## What you will do:
Write out the material exactly. Do not include the pictures.

## Provided material:
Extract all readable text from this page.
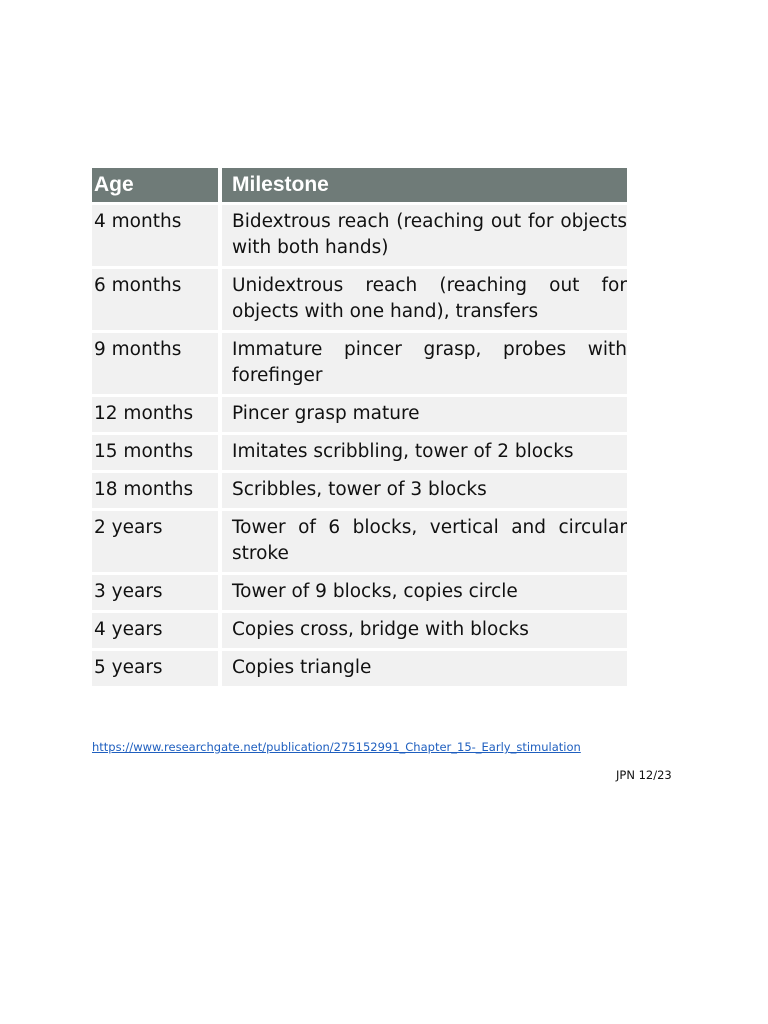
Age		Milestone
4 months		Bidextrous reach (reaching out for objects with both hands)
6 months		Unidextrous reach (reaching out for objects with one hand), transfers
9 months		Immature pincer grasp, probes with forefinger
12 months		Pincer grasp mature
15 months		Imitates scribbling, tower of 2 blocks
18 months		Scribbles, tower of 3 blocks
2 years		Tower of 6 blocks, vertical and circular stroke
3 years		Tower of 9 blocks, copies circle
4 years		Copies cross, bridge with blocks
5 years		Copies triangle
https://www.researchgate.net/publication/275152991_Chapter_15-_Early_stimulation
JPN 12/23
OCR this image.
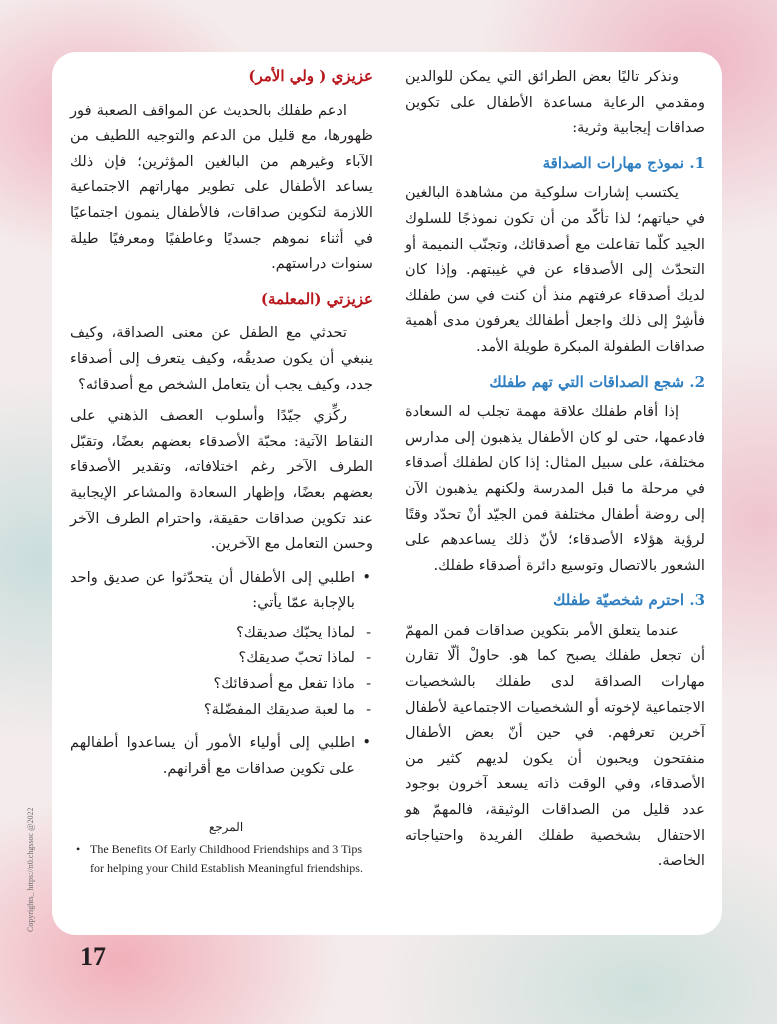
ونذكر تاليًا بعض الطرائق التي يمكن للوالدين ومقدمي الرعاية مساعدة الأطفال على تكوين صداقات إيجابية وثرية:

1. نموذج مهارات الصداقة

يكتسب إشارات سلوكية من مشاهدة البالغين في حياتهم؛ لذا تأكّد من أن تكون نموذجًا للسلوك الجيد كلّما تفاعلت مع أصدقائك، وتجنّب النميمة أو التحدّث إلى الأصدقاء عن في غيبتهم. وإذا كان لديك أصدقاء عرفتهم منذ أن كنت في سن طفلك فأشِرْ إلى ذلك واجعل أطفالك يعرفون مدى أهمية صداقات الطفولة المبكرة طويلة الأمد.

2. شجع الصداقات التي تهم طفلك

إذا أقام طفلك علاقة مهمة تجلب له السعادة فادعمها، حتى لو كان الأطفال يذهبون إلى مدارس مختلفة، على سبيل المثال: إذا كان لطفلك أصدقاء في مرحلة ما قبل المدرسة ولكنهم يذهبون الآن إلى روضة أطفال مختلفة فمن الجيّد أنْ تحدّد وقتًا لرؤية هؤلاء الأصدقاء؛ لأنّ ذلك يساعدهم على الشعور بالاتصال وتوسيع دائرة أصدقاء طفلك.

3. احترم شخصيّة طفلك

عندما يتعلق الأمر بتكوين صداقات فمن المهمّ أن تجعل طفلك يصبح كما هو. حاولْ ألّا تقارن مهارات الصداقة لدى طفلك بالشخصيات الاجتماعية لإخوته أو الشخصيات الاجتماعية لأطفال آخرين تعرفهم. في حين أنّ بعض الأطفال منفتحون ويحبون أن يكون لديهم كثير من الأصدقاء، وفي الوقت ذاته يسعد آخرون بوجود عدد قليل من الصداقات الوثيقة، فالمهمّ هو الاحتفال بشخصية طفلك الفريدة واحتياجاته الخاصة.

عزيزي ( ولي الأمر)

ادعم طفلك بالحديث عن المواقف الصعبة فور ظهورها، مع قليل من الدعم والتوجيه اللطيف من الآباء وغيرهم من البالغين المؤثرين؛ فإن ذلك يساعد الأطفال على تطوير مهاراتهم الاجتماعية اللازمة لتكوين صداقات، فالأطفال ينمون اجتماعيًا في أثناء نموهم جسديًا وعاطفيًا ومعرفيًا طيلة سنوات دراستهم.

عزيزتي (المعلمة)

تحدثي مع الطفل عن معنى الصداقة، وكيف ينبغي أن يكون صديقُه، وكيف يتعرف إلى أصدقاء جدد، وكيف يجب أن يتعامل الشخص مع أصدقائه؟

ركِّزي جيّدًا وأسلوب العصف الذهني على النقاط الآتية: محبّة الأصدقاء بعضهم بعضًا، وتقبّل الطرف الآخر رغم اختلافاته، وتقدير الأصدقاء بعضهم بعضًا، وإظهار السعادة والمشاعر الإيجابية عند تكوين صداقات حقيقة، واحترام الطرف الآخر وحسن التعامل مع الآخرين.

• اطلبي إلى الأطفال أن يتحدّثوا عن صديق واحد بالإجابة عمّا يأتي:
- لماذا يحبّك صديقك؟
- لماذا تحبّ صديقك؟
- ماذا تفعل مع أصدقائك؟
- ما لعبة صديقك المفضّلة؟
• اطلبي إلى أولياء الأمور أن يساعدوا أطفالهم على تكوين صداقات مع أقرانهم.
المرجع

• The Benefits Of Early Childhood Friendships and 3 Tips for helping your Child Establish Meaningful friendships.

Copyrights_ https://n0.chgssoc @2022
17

## The completed task:
Extract all readable text from this page.
Age		Milestone
4 months		Bidextrous reach (reaching out for objects with both hands)
6 months		Unidextrous reach (reaching out for objects with one hand), transfers
9 months		Immature pincer grasp, probes with forefinger
12 months		Pincer grasp mature
15 months		Imitates scribbling, tower of 2 blocks
18 months		Scribbles, tower of 3 blocks
2 years		Tower of 6 blocks, vertical and circular stroke
3 years		Tower of 9 blocks, copies circle
4 years		Copies cross, bridge with blocks
5 years		Copies triangle
https://www.researchgate.net/publication/275152991_Chapter_15-_Early_stimulation
JPN 12/23
OCR this image.
ونذكر تاليًا بعض الطرائق التي يمكن للوالدين ومقدمي الرعاية مساعدة الأطفال على تكوين صداقات إيجابية وثرية:

1. نموذج مهارات الصداقة

يكتسب إشارات سلوكية من مشاهدة البالغين في حياتهم؛ لذا تأكّد من أن تكون نموذجًا للسلوك الجيد كلّما تفاعلت مع أصدقائك، وتجنّب النميمة أو التحدّث إلى الأصدقاء عن في غيبتهم. وإذا كان لديك أصدقاء عرفتهم منذ أن كنت في سن طفلك فأشِرْ إلى ذلك واجعل أطفالك يعرفون مدى أهمية صداقات الطفولة المبكرة طويلة الأمد.

2. شجع الصداقات التي تهم طفلك

إذا أقام طفلك علاقة مهمة تجلب له السعادة فادعمها، حتى لو كان الأطفال يذهبون إلى مدارس مختلفة، على سبيل المثال: إذا كان لطفلك أصدقاء في مرحلة ما قبل المدرسة ولكنهم يذهبون الآن إلى روضة أطفال مختلفة فمن الجيّد أنْ تحدّد وقتًا لرؤية هؤلاء الأصدقاء؛ لأنّ ذلك يساعدهم على الشعور بالاتصال وتوسيع دائرة أصدقاء طفلك.

3. احترم شخصيّة طفلك

عندما يتعلق الأمر بتكوين صداقات فمن المهمّ أن تجعل طفلك يصبح كما هو. حاولْ ألّا تقارن مهارات الصداقة لدى طفلك بالشخصيات الاجتماعية لإخوته أو الشخصيات الاجتماعية لأطفال آخرين تعرفهم. في حين أنّ بعض الأطفال منفتحون ويحبون أن يكون لديهم كثير من الأصدقاء، وفي الوقت ذاته يسعد آخرون بوجود عدد قليل من الصداقات الوثيقة، فالمهمّ هو الاحتفال بشخصية طفلك الفريدة واحتياجاته الخاصة.

عزيزي ( ولي الأمر)

ادعم طفلك بالحديث عن المواقف الصعبة فور ظهورها، مع قليل من الدعم والتوجيه اللطيف من الآباء وغيرهم من البالغين المؤثرين؛ فإن ذلك يساعد الأطفال على تطوير مهاراتهم الاجتماعية اللازمة لتكوين صداقات، فالأطفال ينمون اجتماعيًا في أثناء نموهم جسديًا وعاطفيًا ومعرفيًا طيلة سنوات دراستهم.

عزيزتي (المعلمة)

تحدثي مع الطفل عن معنى الصداقة، وكيف ينبغي أن يكون صديقُه، وكيف يتعرف إلى أصدقاء جدد، وكيف يجب أن يتعامل الشخص مع أصدقائه؟

ركِّزي جيّدًا وأسلوب العصف الذهني على النقاط الآتية: محبّة الأصدقاء بعضهم بعضًا، وتقبّل الطرف الآخر رغم اختلافاته، وتقدير الأصدقاء بعضهم بعضًا، وإظهار السعادة والمشاعر الإيجابية عند تكوين صداقات حقيقة، واحترام الطرف الآخر وحسن التعامل مع الآخرين.

• اطلبي إلى الأطفال أن يتحدّثوا عن صديق واحد بالإجابة عمّا يأتي:
- لماذا يحبّك صديقك؟
- لماذا تحبّ صديقك؟
- ماذا تفعل مع أصدقائك؟
- ما لعبة صديقك المفضّلة؟
• اطلبي إلى أولياء الأمور أن يساعدوا أطفالهم على تكوين صداقات مع أقرانهم.
المرجع

• The Benefits Of Early Childhood Friendships and 3 Tips for helping your Child Establish Meaningful friendships.

Copyrights_ https://n0.chgssoc @2022
17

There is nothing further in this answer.